* INSTRUCTIONS FOR THE TASK:
Identify the lines that contain the string "handle" and report only how many there are.

* SUPPLIED ENTRIES:
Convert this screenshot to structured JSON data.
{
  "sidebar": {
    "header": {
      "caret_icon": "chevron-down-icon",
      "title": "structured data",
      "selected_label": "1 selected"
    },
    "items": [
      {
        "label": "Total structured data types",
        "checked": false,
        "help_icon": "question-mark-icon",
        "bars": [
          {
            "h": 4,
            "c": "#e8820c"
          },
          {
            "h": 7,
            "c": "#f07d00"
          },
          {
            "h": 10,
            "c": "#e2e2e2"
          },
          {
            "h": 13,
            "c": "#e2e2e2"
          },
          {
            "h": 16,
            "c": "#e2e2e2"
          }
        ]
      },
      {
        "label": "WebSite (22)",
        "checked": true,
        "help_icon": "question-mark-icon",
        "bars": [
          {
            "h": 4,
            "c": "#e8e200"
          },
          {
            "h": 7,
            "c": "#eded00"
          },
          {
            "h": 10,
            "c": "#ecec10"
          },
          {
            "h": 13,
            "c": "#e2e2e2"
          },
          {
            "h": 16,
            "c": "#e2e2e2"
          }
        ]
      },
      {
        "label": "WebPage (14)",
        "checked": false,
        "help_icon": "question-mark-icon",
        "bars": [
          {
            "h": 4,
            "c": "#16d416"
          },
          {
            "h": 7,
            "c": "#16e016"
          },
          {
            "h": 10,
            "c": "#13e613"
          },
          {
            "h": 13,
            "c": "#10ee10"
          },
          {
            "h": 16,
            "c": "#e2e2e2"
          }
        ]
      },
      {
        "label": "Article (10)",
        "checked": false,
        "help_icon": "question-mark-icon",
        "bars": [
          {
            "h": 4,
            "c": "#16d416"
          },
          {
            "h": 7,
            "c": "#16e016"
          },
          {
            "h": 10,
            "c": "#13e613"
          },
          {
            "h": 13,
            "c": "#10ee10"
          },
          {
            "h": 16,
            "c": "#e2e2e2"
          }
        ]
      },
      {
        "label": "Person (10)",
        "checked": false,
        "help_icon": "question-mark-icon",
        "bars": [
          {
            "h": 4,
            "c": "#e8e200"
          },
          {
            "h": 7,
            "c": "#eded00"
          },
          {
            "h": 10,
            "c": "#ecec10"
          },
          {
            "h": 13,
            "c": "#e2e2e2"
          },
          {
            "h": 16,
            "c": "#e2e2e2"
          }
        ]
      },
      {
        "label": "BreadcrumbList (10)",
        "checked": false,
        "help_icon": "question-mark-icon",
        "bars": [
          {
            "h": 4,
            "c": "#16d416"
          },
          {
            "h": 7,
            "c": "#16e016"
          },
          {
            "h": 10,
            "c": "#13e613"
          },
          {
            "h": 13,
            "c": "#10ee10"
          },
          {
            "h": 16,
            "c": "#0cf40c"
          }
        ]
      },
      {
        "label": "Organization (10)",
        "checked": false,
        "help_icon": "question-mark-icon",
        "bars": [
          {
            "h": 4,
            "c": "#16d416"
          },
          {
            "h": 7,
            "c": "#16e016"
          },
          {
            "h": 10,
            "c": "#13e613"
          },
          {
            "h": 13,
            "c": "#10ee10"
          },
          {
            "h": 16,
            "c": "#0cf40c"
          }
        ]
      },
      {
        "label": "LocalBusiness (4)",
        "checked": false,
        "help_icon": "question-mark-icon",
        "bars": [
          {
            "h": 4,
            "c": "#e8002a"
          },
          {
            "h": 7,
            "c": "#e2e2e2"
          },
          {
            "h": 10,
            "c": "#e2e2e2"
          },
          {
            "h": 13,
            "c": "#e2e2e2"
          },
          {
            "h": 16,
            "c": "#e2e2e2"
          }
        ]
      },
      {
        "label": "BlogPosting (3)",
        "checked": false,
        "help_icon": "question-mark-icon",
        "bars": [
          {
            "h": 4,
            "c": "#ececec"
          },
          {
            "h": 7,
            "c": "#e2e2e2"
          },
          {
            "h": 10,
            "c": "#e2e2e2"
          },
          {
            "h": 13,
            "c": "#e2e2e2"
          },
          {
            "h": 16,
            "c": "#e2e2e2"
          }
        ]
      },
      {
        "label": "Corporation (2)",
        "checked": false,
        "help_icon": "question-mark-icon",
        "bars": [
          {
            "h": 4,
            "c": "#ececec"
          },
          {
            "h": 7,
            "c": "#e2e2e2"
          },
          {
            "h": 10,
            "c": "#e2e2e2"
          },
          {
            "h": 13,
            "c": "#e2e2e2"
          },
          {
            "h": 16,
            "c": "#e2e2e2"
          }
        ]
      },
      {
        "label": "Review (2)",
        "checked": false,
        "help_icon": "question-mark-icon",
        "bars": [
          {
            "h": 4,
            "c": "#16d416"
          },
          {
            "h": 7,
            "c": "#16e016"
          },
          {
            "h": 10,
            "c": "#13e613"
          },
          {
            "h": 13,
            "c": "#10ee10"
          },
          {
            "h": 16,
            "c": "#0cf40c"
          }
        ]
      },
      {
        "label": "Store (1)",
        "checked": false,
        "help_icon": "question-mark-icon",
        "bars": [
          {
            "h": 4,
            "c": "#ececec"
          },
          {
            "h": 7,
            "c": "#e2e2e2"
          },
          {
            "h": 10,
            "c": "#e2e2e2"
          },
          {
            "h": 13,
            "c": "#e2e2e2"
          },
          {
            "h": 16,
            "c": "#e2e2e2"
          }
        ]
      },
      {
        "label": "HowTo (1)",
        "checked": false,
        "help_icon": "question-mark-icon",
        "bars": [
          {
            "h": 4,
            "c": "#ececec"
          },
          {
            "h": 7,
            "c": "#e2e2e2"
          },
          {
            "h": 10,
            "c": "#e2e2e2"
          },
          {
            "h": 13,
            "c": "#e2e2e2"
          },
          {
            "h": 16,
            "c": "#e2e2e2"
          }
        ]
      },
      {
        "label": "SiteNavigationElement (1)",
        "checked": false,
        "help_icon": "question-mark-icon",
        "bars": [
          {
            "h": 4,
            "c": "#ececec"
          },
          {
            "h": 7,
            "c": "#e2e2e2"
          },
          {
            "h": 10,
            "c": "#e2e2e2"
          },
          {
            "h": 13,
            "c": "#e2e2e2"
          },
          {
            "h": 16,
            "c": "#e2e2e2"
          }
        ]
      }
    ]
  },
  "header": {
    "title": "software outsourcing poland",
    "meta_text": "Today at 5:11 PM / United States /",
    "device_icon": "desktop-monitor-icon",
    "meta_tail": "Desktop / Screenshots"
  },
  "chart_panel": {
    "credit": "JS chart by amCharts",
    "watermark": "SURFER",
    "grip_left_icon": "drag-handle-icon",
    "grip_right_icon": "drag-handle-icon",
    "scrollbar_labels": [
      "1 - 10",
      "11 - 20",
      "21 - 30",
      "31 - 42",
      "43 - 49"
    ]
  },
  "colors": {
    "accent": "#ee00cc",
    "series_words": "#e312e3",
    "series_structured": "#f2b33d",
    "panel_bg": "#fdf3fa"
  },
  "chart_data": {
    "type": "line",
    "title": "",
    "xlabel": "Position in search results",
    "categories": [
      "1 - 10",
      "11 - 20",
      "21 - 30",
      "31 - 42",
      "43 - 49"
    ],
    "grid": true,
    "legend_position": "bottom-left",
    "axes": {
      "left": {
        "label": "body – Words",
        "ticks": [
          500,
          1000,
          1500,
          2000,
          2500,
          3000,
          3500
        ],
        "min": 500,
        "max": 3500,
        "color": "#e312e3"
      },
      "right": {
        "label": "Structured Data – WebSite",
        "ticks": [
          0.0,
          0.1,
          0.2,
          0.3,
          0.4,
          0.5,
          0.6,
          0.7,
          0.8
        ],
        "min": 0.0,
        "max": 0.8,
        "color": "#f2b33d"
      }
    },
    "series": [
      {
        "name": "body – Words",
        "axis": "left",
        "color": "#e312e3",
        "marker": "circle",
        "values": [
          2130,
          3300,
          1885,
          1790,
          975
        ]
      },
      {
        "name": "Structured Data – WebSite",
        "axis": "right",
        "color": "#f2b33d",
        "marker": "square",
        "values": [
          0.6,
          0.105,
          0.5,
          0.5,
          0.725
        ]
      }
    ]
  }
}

* WORKED SOLUTION:
2